--- START ---

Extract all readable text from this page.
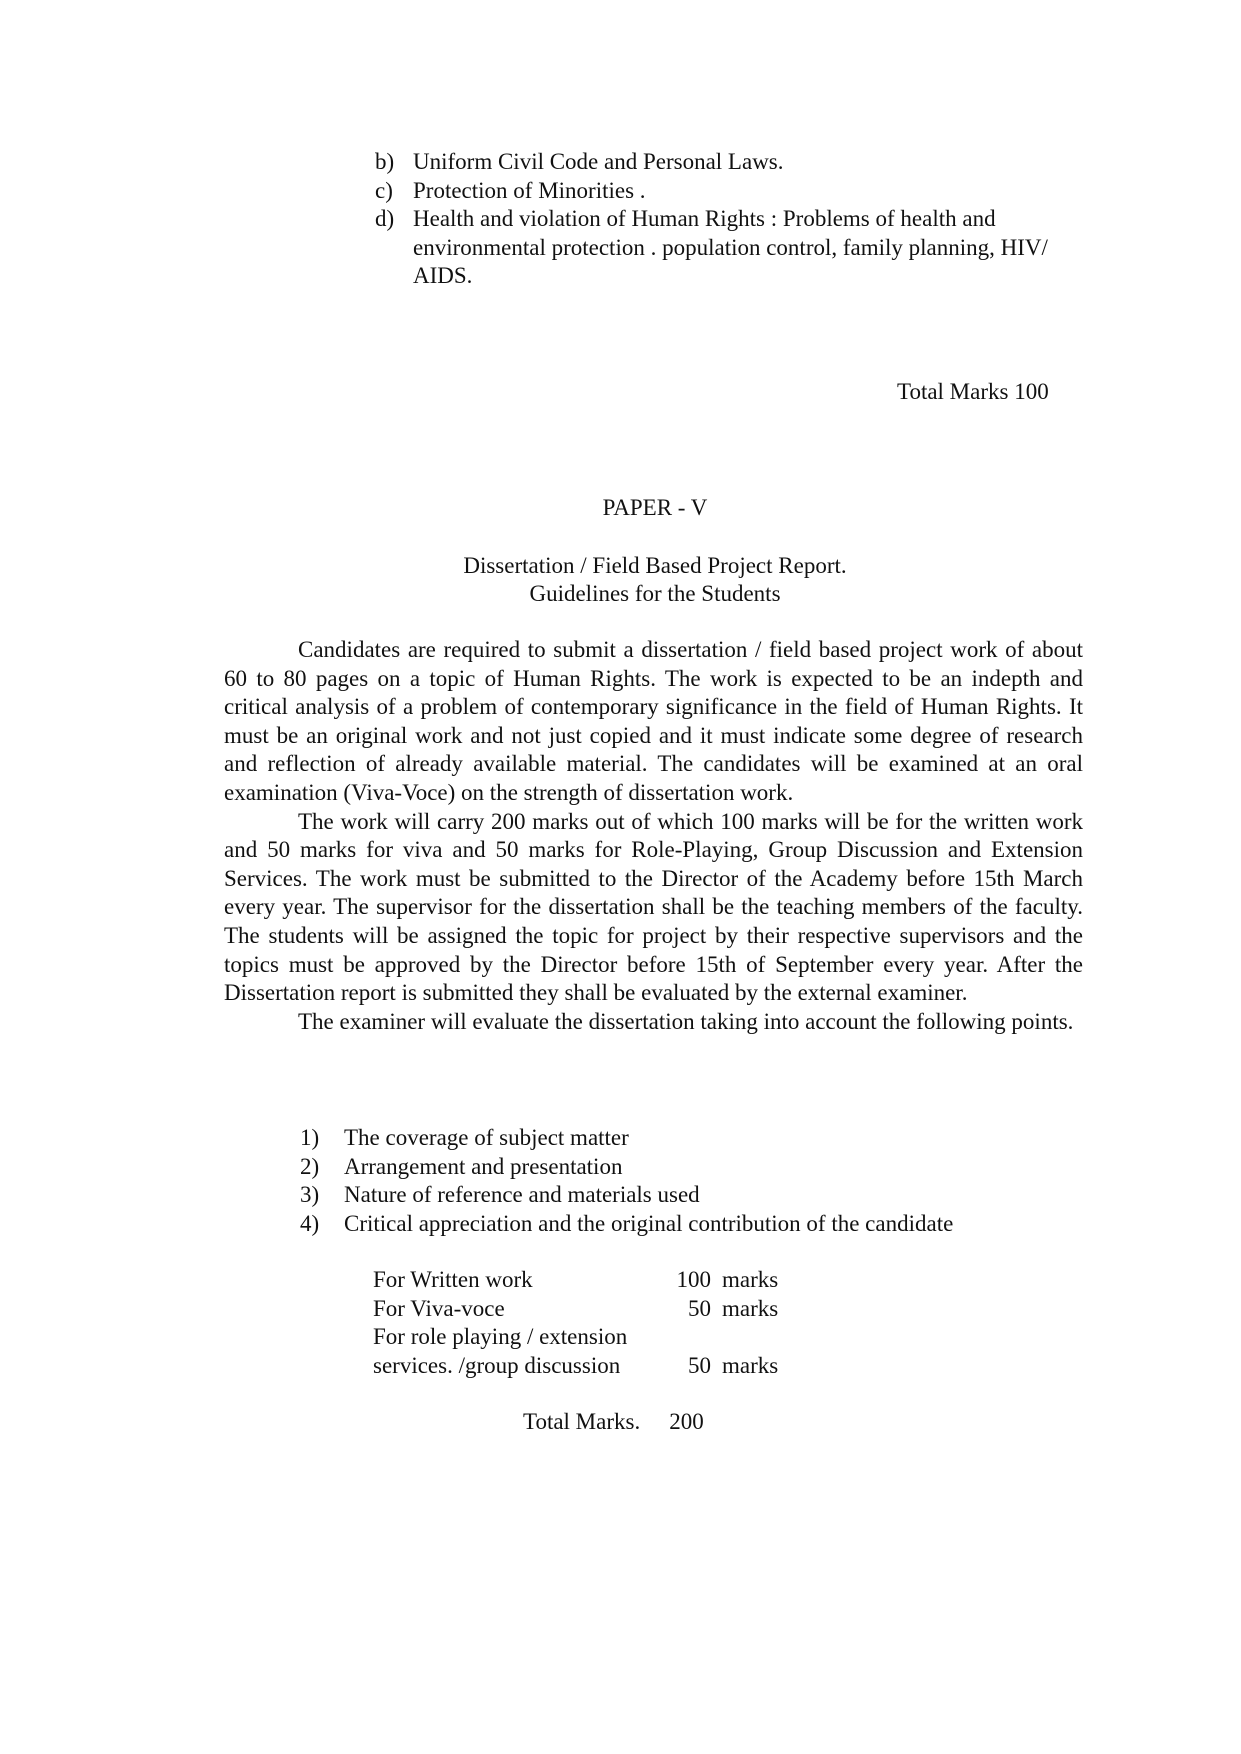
b) Uniform Civil Code and Personal Laws.
c) Protection of Minorities .
d) Health and violation of Human Rights : Problems of health and environmental protection . population control, family planning, HIV/ AIDS.
Total Marks 100
PAPER - V
Dissertation / Field Based Project Report.
Guidelines for the Students

Candidates are required to submit a dissertation / field based project work of about 60 to 80 pages on a topic of Human Rights. The work is expected to be an indepth and critical analysis of a problem of contemporary significance in the field of Human Rights. It must be an original work and not just copied and it must indicate some degree of research and reflection of already available material. The candidates will be examined at an oral examination (Viva-Voce) on the strength of dissertation work.

The work will carry 200 marks out of which 100 marks will be for the written work and 50 marks for viva and 50 marks for Role-Playing, Group Discussion and Extension Services. The work must be submitted to the Director of the Academy before 15th March every year. The supervisor for the dissertation shall be the teaching members of the faculty. The students will be assigned the topic for project by their respective supervisors and the topics must be approved by the Director before 15th of September every year. After the Dissertation report is submitted they shall be evaluated by the external examiner.

The examiner will evaluate the dissertation taking into account the following points.

1) The coverage of subject matter
2) Arrangement and presentation
3) Nature of reference and materials used
4) Critical appreciation and the original contribution of the candidate
For Written work	100	marks
For Viva-voce	50	marks
For role playing / extension		
services. /group discussion	50	marks
Total Marks. 200
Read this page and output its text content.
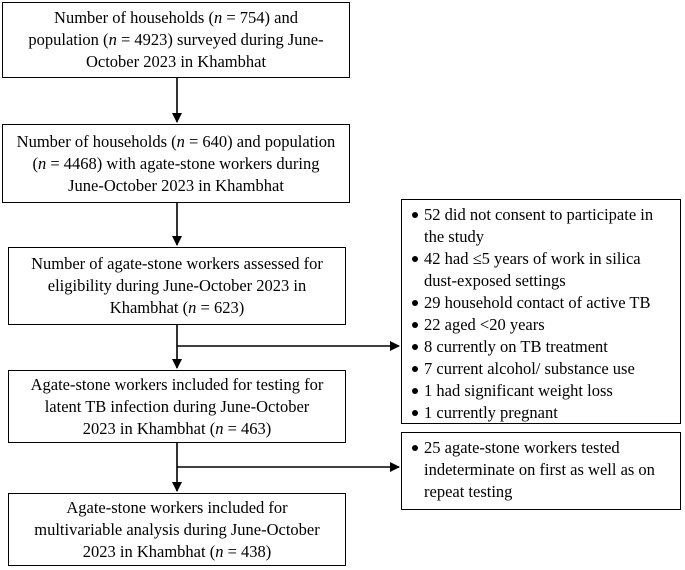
Number of households (n = 754) and
population (n = 4923) surveyed during June-
October 2023 in Khambhat
Number of households (n = 640) and population
(n = 4468) with agate-stone workers during
June-October 2023 in Khambhat
Number of agate-stone workers assessed for
eligibility during June-October 2023 in
Khambhat (n = 623)
Agate-stone workers included for testing for
latent TB infection during June-October
2023 in Khambhat (n = 463)
Agate-stone workers included for
multivariable analysis during June-October
2023 in Khambhat (n = 438)
52 did not consent to participate in the study
42 had ≤5 years of work in silica dust-exposed settings
29 household contact of active TB
22 aged <20 years
8 currently on TB treatment
7 current alcohol/ substance use
1 had significant weight loss
1 currently pregnant
25 agate-stone workers tested indeterminate on first as well as on repeat testing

--- END ---

* [TASK DESCRIPTION] Check each line of the entries above for the word "population". List the ones that have it.

* [EXERCISE RESULT]
d) Health and violation of Human Rights : Problems of health and environmental protection . population control, family planning, HIV/ AIDS.
population (n = 4923) surveyed during June-
Number of households (n = 640) and population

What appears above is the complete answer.